## TO BE DONE
Each entry below must be repeated word for word.

(Records contained in a dataset)
** BEGIN **
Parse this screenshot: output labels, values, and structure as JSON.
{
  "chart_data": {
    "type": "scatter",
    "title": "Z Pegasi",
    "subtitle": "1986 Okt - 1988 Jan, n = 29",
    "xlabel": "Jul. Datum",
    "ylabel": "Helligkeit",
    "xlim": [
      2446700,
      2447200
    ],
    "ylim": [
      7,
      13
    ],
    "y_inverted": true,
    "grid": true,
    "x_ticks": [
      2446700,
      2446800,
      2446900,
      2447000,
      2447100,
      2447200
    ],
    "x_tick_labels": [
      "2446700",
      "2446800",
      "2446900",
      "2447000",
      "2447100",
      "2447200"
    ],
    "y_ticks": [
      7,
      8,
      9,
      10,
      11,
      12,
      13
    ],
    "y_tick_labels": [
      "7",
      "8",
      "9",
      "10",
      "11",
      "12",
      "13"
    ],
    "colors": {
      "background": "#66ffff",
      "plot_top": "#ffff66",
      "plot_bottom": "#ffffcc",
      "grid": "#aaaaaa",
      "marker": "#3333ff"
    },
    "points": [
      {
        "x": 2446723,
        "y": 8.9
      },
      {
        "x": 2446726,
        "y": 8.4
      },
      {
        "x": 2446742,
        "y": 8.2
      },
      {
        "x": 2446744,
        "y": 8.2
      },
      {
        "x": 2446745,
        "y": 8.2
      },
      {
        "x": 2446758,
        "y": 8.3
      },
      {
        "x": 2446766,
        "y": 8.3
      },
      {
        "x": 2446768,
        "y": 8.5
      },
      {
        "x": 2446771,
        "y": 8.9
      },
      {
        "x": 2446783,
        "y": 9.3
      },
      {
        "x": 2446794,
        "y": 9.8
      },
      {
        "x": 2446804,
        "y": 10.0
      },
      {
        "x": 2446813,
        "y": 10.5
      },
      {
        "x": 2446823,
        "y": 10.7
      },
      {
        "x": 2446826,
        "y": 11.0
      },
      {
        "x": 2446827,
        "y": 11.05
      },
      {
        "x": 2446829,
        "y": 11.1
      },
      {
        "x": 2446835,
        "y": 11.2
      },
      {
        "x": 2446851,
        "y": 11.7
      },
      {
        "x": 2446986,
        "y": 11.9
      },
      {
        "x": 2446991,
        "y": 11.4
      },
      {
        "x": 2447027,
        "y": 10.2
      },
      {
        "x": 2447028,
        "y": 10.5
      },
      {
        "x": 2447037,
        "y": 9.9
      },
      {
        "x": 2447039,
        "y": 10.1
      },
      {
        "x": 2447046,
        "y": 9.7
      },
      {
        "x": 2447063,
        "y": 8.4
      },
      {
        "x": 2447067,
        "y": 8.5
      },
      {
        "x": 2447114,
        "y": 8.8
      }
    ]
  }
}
** END **
## EXERCISE ANSWER
Parse this screenshot: output labels, values, and structure as JSON.
{
  "chart_data": {
    "type": "scatter",
    "title": "Z Pegasi",
    "subtitle": "1986 Okt - 1988 Jan, n = 29",
    "xlabel": "Jul. Datum",
    "ylabel": "Helligkeit",
    "xlim": [
      2446700,
      2447200
    ],
    "ylim": [
      7,
      13
    ],
    "y_inverted": true,
    "grid": true,
    "x_ticks": [
      2446700,
      2446800,
      2446900,
      2447000,
      2447100,
      2447200
    ],
    "x_tick_labels": [
      "2446700",
      "2446800",
      "2446900",
      "2447000",
      "2447100",
      "2447200"
    ],
    "y_ticks": [
      7,
      8,
      9,
      10,
      11,
      12,
      13
    ],
    "y_tick_labels": [
      "7",
      "8",
      "9",
      "10",
      "11",
      "12",
      "13"
    ],
    "colors": {
      "background": "#66ffff",
      "plot_top": "#ffff66",
      "plot_bottom": "#ffffcc",
      "grid": "#aaaaaa",
      "marker": "#3333ff"
    },
    "points": [
      {
        "x": 2446723,
        "y": 8.9
      },
      {
        "x": 2446726,
        "y": 8.4
      },
      {
        "x": 2446742,
        "y": 8.2
      },
      {
        "x": 2446744,
        "y": 8.2
      },
      {
        "x": 2446745,
        "y": 8.2
      },
      {
        "x": 2446758,
        "y": 8.3
      },
      {
        "x": 2446766,
        "y": 8.3
      },
      {
        "x": 2446768,
        "y": 8.5
      },
      {
        "x": 2446771,
        "y": 8.9
      },
      {
        "x": 2446783,
        "y": 9.3
      },
      {
        "x": 2446794,
        "y": 9.8
      },
      {
        "x": 2446804,
        "y": 10.0
      },
      {
        "x": 2446813,
        "y": 10.5
      },
      {
        "x": 2446823,
        "y": 10.7
      },
      {
        "x": 2446826,
        "y": 11.0
      },
      {
        "x": 2446827,
        "y": 11.05
      },
      {
        "x": 2446829,
        "y": 11.1
      },
      {
        "x": 2446835,
        "y": 11.2
      },
      {
        "x": 2446851,
        "y": 11.7
      },
      {
        "x": 2446986,
        "y": 11.9
      },
      {
        "x": 2446991,
        "y": 11.4
      },
      {
        "x": 2447027,
        "y": 10.2
      },
      {
        "x": 2447028,
        "y": 10.5
      },
      {
        "x": 2447037,
        "y": 9.9
      },
      {
        "x": 2447039,
        "y": 10.1
      },
      {
        "x": 2447046,
        "y": 9.7
      },
      {
        "x": 2447063,
        "y": 8.4
      },
      {
        "x": 2447067,
        "y": 8.5
      },
      {
        "x": 2447114,
        "y": 8.8
      }
    ]
  }
}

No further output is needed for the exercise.